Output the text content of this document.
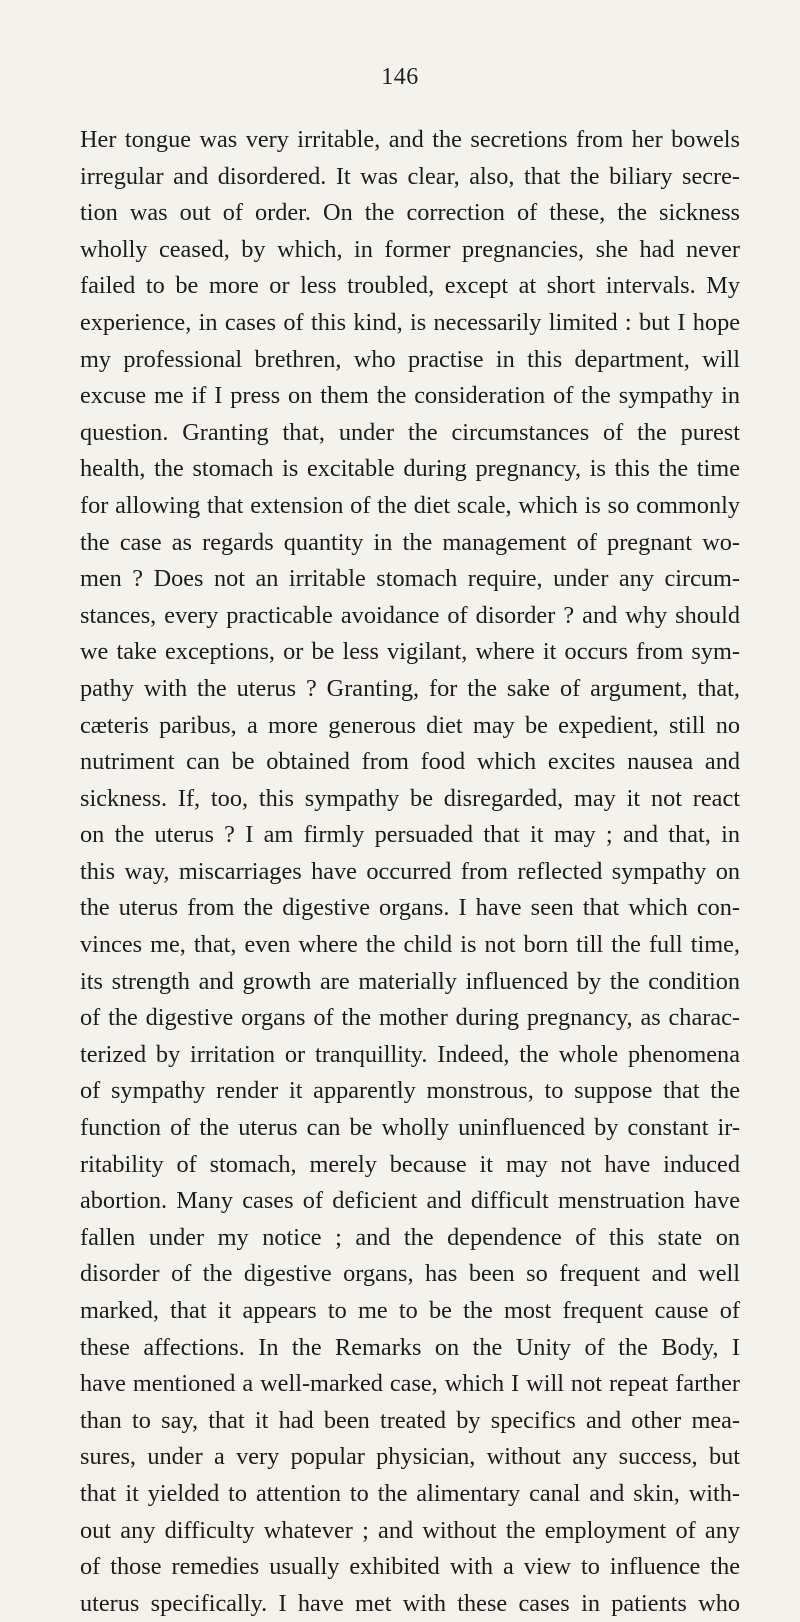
146
Her tongue was very irritable, and the secretions from her bowels
irregular and disordered. It was clear, also, that the biliary secre-
tion was out of order. On the correction of these, the sickness
wholly ceased, by which, in former pregnancies, she had never
failed to be more or less troubled, except at short intervals. My
experience, in cases of this kind, is necessarily limited : but I hope
my professional brethren, who practise in this department, will
excuse me if I press on them the consideration of the sympathy in
question. Granting that, under the circumstances of the purest
health, the stomach is excitable during pregnancy, is this the time
for allowing that extension of the diet scale, which is so commonly
the case as regards quantity in the management of pregnant wo-
men ? Does not an irritable stomach require, under any circum-
stances, every practicable avoidance of disorder ? and why should
we take exceptions, or be less vigilant, where it occurs from sym-
pathy with the uterus ? Granting, for the sake of argument, that,
cæteris paribus, a more generous diet may be expedient, still no
nutriment can be obtained from food which excites nausea and
sickness. If, too, this sympathy be disregarded, may it not react
on the uterus ? I am firmly persuaded that it may ; and that, in
this way, miscarriages have occurred from reflected sympathy on
the uterus from the digestive organs. I have seen that which con-
vinces me, that, even where the child is not born till the full time,
its strength and growth are materially influenced by the condition
of the digestive organs of the mother during pregnancy, as charac-
terized by irritation or tranquillity. Indeed, the whole phenomena
of sympathy render it apparently monstrous, to suppose that the
function of the uterus can be wholly uninfluenced by constant ir-
ritability of stomach, merely because it may not have induced
abortion. Many cases of deficient and difficult menstruation have
fallen under my notice ; and the dependence of this state on
disorder of the digestive organs, has been so frequent and well
marked, that it appears to me to be the most frequent cause of
these affections. In the Remarks on the Unity of the Body, I
have mentioned a well-marked case, which I will not repeat farther
than to say, that it had been treated by specifics and other mea-
sures, under a very popular physician, without any success, but
that it yielded to attention to the alimentary canal and skin, with-
out any difficulty whatever ; and without the employment of any
of those remedies usually exhibited with a view to influence the
uterus specifically. I have met with these cases in patients who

═══

Looking at the material above, count the lines that hold "sympathy" and give the total alone.

4